__WORK INSTRUCTIONS__
Determine how many lines of this material contain "длиной". Give only the number.

Extracted data entries
--- Start ---

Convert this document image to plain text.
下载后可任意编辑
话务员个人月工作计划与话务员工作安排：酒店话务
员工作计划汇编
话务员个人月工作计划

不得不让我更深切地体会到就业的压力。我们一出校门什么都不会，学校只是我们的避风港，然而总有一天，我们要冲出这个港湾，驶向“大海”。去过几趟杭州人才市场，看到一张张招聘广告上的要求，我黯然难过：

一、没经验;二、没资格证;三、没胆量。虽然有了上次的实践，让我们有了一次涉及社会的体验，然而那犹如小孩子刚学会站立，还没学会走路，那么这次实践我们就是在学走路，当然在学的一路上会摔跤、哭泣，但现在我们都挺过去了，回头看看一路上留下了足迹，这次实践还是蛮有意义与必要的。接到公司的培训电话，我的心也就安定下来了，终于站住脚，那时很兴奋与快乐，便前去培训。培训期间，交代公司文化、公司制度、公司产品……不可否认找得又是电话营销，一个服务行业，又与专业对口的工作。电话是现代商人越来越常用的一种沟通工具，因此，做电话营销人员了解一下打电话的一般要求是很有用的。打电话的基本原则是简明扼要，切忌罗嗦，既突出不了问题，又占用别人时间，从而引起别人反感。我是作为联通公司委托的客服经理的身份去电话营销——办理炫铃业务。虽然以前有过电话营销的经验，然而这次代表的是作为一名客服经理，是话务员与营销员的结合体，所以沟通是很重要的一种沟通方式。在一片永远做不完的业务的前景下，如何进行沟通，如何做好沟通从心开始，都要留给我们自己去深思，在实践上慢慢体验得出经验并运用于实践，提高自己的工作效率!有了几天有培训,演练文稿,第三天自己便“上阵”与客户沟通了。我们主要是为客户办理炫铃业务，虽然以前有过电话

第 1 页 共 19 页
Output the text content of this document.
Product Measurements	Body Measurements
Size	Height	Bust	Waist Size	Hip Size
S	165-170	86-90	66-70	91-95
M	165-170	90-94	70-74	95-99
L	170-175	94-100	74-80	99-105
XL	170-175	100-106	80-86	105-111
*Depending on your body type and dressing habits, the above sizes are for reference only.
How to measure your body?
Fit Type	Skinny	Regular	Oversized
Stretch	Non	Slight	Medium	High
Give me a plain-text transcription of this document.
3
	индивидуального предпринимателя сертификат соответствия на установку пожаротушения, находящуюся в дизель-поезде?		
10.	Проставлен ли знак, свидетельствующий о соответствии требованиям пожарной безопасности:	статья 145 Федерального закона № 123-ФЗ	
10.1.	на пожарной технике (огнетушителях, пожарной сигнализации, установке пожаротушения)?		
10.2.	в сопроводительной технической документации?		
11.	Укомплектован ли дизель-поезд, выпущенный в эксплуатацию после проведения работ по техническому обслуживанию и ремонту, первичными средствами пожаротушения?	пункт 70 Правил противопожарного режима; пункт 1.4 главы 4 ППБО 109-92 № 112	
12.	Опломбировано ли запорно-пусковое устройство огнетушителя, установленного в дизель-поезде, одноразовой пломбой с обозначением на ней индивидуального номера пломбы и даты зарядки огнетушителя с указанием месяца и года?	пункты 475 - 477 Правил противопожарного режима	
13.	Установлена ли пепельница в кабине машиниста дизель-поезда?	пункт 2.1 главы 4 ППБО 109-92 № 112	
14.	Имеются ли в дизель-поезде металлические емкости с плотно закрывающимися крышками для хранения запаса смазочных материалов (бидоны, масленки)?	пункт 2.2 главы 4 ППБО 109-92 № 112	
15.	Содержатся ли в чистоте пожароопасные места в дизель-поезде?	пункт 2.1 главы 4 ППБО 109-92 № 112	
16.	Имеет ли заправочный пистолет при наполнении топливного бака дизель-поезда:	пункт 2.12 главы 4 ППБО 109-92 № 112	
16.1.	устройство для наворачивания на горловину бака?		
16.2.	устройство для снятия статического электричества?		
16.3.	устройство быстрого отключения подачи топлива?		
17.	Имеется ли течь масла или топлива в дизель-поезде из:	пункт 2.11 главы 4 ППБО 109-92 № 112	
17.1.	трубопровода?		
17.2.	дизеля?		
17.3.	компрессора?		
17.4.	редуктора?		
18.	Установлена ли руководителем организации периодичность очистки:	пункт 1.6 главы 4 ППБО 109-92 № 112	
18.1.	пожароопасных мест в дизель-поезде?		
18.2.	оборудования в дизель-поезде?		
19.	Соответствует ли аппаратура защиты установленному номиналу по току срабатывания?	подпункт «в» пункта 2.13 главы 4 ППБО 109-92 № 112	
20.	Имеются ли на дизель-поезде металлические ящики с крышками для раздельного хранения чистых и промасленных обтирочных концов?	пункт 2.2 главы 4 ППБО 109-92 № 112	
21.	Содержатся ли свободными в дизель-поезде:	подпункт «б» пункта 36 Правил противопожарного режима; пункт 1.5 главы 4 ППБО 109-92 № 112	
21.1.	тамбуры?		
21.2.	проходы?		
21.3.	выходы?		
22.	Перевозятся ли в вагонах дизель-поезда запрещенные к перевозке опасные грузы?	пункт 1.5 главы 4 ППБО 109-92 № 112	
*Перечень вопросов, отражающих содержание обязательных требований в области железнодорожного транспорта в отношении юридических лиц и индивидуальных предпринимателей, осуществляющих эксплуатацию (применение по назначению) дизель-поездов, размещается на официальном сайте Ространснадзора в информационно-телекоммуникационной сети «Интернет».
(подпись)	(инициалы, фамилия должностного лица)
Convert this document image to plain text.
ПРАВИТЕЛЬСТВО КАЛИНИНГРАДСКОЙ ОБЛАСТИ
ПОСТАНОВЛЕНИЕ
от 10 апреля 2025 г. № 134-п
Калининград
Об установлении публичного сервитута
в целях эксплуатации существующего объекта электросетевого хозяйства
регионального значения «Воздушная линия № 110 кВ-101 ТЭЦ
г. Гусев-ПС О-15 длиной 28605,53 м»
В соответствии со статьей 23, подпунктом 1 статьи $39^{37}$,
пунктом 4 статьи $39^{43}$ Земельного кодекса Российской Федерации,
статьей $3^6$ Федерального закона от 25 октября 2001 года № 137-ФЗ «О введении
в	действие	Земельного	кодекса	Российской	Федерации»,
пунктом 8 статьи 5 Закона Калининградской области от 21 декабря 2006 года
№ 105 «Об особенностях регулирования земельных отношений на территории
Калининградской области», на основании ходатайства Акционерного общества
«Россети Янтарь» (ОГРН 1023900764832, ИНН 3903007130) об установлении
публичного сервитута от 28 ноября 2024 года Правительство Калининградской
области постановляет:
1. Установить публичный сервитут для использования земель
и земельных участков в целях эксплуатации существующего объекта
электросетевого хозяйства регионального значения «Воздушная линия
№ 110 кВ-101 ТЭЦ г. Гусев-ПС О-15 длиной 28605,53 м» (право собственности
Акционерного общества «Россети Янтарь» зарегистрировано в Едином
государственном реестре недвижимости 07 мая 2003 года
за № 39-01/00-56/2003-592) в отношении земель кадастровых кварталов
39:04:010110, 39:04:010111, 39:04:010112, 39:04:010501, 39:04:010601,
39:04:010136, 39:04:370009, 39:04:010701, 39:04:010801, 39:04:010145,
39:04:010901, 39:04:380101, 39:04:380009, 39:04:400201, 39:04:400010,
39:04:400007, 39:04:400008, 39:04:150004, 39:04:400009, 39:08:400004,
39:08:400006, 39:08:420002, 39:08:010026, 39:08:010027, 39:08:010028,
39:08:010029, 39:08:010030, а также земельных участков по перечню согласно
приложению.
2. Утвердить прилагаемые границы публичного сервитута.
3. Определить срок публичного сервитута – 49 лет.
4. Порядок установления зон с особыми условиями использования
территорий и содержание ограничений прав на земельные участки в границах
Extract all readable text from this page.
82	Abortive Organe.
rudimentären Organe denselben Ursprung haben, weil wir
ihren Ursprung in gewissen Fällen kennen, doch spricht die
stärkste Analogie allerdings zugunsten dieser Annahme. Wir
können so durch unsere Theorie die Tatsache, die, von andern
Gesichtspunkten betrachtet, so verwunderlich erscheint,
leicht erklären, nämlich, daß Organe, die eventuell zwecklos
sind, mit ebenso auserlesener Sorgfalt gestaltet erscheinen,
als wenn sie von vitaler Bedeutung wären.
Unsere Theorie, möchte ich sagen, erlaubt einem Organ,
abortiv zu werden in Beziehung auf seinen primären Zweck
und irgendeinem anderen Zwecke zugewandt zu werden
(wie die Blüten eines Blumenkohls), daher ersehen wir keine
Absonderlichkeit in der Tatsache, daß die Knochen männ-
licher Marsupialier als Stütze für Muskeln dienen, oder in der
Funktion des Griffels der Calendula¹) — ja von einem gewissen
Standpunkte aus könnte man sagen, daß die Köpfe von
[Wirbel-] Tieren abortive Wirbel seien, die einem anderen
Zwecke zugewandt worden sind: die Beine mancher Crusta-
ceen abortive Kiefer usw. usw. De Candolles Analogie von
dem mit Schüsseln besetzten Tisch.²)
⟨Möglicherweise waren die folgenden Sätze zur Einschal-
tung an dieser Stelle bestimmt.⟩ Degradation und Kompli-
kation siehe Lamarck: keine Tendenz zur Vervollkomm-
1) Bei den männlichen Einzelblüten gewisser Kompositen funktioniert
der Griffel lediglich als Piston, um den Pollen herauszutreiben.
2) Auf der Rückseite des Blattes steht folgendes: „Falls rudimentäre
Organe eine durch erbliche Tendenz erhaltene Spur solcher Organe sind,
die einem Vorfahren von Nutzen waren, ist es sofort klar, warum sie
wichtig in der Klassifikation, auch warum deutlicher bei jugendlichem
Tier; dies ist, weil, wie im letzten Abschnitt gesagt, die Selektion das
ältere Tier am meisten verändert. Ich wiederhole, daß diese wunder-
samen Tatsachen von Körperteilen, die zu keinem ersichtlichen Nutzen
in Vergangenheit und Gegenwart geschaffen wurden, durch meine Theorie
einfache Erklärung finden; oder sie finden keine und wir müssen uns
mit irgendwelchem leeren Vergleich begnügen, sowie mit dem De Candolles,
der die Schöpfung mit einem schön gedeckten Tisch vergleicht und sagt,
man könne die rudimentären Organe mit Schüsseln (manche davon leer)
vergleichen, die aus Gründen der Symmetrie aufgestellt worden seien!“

--- End ---

__RESULT BELOW__
2